Prompt
Copy all lines in which the word "that" can be found.

Stored data
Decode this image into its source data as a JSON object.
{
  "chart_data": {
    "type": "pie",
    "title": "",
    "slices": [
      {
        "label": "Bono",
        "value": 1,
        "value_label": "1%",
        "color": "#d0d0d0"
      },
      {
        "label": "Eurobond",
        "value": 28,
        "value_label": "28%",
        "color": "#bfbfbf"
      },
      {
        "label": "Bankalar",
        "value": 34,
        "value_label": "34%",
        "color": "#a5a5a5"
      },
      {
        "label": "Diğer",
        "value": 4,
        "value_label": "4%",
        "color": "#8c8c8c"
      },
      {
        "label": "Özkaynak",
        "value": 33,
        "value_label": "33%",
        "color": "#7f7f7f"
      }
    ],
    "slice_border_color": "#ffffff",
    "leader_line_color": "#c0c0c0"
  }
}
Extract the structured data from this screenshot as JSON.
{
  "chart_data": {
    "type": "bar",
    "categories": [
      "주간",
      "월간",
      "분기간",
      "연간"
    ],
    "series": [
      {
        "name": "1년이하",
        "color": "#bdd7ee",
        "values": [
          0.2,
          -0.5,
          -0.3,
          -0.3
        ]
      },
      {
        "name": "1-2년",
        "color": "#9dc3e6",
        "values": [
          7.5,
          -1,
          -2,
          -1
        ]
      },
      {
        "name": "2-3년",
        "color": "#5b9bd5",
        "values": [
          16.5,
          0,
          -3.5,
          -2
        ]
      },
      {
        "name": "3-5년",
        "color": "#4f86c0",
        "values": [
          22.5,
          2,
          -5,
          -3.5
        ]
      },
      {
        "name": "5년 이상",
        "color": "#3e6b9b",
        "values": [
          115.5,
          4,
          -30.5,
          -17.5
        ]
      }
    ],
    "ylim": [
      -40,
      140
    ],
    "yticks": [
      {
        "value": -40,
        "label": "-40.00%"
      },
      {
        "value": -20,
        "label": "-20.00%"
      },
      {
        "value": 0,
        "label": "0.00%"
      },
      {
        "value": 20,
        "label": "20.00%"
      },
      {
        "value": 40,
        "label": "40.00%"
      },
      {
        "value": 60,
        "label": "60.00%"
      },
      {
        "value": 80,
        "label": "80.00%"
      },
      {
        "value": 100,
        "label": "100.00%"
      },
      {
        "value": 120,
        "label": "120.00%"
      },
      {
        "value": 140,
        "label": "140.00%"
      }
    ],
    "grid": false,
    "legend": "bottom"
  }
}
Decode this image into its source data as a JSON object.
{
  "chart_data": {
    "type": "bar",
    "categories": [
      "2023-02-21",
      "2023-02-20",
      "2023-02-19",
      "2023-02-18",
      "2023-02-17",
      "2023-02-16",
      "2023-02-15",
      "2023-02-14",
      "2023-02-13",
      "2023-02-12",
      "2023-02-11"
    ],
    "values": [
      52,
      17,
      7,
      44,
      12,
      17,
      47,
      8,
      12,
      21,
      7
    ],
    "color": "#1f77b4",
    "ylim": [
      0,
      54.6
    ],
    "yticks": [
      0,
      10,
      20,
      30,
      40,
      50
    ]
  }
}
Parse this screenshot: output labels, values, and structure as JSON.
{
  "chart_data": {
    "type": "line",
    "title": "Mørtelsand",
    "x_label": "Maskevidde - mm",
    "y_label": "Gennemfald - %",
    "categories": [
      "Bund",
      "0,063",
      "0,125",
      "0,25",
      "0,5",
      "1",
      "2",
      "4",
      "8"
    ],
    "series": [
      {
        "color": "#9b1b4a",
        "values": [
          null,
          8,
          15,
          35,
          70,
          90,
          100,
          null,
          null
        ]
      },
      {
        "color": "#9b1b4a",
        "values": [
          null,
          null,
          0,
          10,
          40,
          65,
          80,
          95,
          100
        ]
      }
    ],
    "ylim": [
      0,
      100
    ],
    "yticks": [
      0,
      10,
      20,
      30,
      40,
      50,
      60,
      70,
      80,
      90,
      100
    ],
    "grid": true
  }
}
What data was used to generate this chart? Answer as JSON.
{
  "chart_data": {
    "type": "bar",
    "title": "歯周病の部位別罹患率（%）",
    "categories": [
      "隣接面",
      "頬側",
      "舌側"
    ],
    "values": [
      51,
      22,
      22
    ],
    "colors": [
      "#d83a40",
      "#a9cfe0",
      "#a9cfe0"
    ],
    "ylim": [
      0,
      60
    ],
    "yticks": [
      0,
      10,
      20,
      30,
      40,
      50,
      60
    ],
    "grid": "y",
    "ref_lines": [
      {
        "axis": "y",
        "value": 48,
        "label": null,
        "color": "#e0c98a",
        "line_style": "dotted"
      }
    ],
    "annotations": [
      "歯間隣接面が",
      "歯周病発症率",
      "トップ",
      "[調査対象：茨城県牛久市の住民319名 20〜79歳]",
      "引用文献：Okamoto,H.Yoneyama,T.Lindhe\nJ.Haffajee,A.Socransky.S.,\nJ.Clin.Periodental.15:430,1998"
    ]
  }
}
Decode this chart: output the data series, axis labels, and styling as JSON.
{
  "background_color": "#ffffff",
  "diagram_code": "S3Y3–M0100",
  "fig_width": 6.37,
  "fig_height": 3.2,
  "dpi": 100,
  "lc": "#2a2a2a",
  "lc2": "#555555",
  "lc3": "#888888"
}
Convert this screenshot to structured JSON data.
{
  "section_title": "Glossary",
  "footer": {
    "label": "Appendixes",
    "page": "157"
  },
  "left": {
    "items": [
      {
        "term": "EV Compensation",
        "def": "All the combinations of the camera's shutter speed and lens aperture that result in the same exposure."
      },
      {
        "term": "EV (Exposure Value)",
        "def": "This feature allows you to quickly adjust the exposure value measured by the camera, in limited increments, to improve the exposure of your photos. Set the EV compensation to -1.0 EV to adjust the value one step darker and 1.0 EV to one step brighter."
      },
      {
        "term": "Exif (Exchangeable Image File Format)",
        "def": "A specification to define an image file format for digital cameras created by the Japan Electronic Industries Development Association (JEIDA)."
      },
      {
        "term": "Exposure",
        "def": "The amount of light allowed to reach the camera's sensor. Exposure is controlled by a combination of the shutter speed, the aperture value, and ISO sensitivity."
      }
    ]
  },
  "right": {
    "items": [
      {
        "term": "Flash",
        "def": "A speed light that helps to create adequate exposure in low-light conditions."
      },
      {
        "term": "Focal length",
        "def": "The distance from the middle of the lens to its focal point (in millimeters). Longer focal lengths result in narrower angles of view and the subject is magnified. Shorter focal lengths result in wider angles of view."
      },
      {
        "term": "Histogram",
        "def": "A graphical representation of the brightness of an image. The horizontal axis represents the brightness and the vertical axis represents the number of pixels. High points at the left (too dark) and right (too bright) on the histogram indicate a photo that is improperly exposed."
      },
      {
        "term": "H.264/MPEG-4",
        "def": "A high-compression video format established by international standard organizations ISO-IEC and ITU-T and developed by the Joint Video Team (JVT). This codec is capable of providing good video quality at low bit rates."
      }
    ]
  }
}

The reply
        "def": "All the combinations of the camera's shutter speed and lens aperture that result in the same exposure."
        "def": "A speed light that helps to create adequate exposure in low-light conditions."
        "def": "A graphical representation of the brightness of an image. The horizontal axis represents the brightness and the vertical axis represents the number of pixels. High points at the left (too dark) and right (too bright) on the histogram indicate a photo that is improperly exposed."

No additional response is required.